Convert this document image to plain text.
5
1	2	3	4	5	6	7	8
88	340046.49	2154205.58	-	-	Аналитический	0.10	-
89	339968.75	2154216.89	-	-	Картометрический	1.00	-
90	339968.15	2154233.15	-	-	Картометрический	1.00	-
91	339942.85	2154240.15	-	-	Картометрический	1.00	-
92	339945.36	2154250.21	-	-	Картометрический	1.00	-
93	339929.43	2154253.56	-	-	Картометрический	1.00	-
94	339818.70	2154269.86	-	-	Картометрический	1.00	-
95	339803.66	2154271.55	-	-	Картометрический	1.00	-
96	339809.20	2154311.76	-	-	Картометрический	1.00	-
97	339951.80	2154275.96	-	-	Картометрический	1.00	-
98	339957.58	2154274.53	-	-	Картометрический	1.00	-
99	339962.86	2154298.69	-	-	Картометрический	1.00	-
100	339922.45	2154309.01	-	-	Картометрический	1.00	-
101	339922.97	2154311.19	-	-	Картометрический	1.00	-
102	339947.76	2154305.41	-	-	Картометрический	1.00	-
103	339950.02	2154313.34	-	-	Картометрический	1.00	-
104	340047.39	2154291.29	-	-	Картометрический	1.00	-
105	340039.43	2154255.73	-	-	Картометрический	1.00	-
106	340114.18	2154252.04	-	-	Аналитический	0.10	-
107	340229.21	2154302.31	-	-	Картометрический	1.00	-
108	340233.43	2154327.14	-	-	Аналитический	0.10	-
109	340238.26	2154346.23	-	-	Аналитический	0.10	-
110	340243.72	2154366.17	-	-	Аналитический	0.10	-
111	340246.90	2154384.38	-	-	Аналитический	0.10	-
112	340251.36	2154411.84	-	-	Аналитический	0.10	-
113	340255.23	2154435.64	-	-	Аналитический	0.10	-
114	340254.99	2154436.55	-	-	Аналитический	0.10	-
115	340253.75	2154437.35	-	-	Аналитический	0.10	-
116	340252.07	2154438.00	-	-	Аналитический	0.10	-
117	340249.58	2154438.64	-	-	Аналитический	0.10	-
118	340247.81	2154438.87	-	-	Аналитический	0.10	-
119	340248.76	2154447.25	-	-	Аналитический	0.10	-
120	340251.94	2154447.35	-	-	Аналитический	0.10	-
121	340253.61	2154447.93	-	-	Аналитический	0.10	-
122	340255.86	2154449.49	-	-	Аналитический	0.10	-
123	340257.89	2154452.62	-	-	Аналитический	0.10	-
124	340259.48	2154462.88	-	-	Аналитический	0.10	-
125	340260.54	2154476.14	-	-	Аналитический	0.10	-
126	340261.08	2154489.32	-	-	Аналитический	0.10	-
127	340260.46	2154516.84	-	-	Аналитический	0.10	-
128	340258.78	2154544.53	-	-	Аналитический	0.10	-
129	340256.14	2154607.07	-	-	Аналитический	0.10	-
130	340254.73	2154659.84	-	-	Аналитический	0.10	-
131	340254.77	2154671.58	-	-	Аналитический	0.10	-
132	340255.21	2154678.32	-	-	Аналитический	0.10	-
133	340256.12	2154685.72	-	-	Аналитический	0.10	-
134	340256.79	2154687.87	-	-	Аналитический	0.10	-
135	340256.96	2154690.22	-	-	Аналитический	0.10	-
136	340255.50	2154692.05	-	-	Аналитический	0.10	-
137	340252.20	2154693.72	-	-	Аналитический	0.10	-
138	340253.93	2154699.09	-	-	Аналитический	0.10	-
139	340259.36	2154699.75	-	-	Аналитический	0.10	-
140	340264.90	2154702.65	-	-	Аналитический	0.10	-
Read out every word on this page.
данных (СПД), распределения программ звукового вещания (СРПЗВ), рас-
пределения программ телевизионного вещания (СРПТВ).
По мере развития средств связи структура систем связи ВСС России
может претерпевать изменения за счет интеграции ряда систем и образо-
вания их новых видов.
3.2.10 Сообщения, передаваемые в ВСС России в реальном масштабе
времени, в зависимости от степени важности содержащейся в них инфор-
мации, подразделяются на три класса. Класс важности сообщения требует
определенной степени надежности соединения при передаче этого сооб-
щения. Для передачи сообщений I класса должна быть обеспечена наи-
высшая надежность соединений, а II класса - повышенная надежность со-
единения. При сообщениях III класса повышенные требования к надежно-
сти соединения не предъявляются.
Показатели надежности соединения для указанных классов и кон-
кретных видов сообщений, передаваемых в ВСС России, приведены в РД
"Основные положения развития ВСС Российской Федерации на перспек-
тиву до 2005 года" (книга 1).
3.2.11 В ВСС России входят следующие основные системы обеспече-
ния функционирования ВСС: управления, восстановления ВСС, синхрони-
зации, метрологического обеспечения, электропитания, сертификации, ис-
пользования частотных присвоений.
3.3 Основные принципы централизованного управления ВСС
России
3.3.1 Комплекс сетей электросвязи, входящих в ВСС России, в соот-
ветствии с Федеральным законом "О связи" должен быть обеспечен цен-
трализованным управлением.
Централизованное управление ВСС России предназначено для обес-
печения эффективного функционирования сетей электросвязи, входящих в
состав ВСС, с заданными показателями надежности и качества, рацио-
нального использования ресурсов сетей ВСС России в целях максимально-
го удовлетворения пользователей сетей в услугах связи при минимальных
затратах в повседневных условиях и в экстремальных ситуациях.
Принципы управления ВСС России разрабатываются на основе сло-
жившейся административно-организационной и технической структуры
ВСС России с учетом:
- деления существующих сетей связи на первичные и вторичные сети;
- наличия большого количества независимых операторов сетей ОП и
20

* **Task to complete**: Output the listing above exactly as it appears.

* **Result below**:
Convert this document image to plain text.
5
1	2	3	4	5	6	7	8
88	340046.49	2154205.58	-	-	Аналитический	0.10	-
89	339968.75	2154216.89	-	-	Картометрический	1.00	-
90	339968.15	2154233.15	-	-	Картометрический	1.00	-
91	339942.85	2154240.15	-	-	Картометрический	1.00	-
92	339945.36	2154250.21	-	-	Картометрический	1.00	-
93	339929.43	2154253.56	-	-	Картометрический	1.00	-
94	339818.70	2154269.86	-	-	Картометрический	1.00	-
95	339803.66	2154271.55	-	-	Картометрический	1.00	-
96	339809.20	2154311.76	-	-	Картометрический	1.00	-
97	339951.80	2154275.96	-	-	Картометрический	1.00	-
98	339957.58	2154274.53	-	-	Картометрический	1.00	-
99	339962.86	2154298.69	-	-	Картометрический	1.00	-
100	339922.45	2154309.01	-	-	Картометрический	1.00	-
101	339922.97	2154311.19	-	-	Картометрический	1.00	-
102	339947.76	2154305.41	-	-	Картометрический	1.00	-
103	339950.02	2154313.34	-	-	Картометрический	1.00	-
104	340047.39	2154291.29	-	-	Картометрический	1.00	-
105	340039.43	2154255.73	-	-	Картометрический	1.00	-
106	340114.18	2154252.04	-	-	Аналитический	0.10	-
107	340229.21	2154302.31	-	-	Картометрический	1.00	-
108	340233.43	2154327.14	-	-	Аналитический	0.10	-
109	340238.26	2154346.23	-	-	Аналитический	0.10	-
110	340243.72	2154366.17	-	-	Аналитический	0.10	-
111	340246.90	2154384.38	-	-	Аналитический	0.10	-
112	340251.36	2154411.84	-	-	Аналитический	0.10	-
113	340255.23	2154435.64	-	-	Аналитический	0.10	-
114	340254.99	2154436.55	-	-	Аналитический	0.10	-
115	340253.75	2154437.35	-	-	Аналитический	0.10	-
116	340252.07	2154438.00	-	-	Аналитический	0.10	-
117	340249.58	2154438.64	-	-	Аналитический	0.10	-
118	340247.81	2154438.87	-	-	Аналитический	0.10	-
119	340248.76	2154447.25	-	-	Аналитический	0.10	-
120	340251.94	2154447.35	-	-	Аналитический	0.10	-
121	340253.61	2154447.93	-	-	Аналитический	0.10	-
122	340255.86	2154449.49	-	-	Аналитический	0.10	-
123	340257.89	2154452.62	-	-	Аналитический	0.10	-
124	340259.48	2154462.88	-	-	Аналитический	0.10	-
125	340260.54	2154476.14	-	-	Аналитический	0.10	-
126	340261.08	2154489.32	-	-	Аналитический	0.10	-
127	340260.46	2154516.84	-	-	Аналитический	0.10	-
128	340258.78	2154544.53	-	-	Аналитический	0.10	-
129	340256.14	2154607.07	-	-	Аналитический	0.10	-
130	340254.73	2154659.84	-	-	Аналитический	0.10	-
131	340254.77	2154671.58	-	-	Аналитический	0.10	-
132	340255.21	2154678.32	-	-	Аналитический	0.10	-
133	340256.12	2154685.72	-	-	Аналитический	0.10	-
134	340256.79	2154687.87	-	-	Аналитический	0.10	-
135	340256.96	2154690.22	-	-	Аналитический	0.10	-
136	340255.50	2154692.05	-	-	Аналитический	0.10	-
137	340252.20	2154693.72	-	-	Аналитический	0.10	-
138	340253.93	2154699.09	-	-	Аналитический	0.10	-
139	340259.36	2154699.75	-	-	Аналитический	0.10	-
140	340264.90	2154702.65	-	-	Аналитический	0.10	-
Read out every word on this page.
данных (СПД), распределения программ звукового вещания (СРПЗВ), рас-
пределения программ телевизионного вещания (СРПТВ).
По мере развития средств связи структура систем связи ВСС России
может претерпевать изменения за счет интеграции ряда систем и образо-
вания их новых видов.
3.2.10 Сообщения, передаваемые в ВСС России в реальном масштабе
времени, в зависимости от степени важности содержащейся в них инфор-
мации, подразделяются на три класса. Класс важности сообщения требует
определенной степени надежности соединения при передаче этого сооб-
щения. Для передачи сообщений I класса должна быть обеспечена наи-
высшая надежность соединений, а II класса - повышенная надежность со-
единения. При сообщениях III класса повышенные требования к надежно-
сти соединения не предъявляются.
Показатели надежности соединения для указанных классов и кон-
кретных видов сообщений, передаваемых в ВСС России, приведены в РД
"Основные положения развития ВСС Российской Федерации на перспек-
тиву до 2005 года" (книга 1).
3.2.11 В ВСС России входят следующие основные системы обеспече-
ния функционирования ВСС: управления, восстановления ВСС, синхрони-
зации, метрологического обеспечения, электропитания, сертификации, ис-
пользования частотных присвоений.
3.3 Основные принципы централизованного управления ВСС
России
3.3.1 Комплекс сетей электросвязи, входящих в ВСС России, в соот-
ветствии с Федеральным законом "О связи" должен быть обеспечен цен-
трализованным управлением.
Централизованное управление ВСС России предназначено для обес-
печения эффективного функционирования сетей электросвязи, входящих в
состав ВСС, с заданными показателями надежности и качества, рацио-
нального использования ресурсов сетей ВСС России в целях максимально-
го удовлетворения пользователей сетей в услугах связи при минимальных
затратах в повседневных условиях и в экстремальных ситуациях.
Принципы управления ВСС России разрабатываются на основе сло-
жившейся административно-организационной и технической структуры
ВСС России с учетом:
- деления существующих сетей связи на первичные и вторичные сети;
- наличия большого количества независимых операторов сетей ОП и
20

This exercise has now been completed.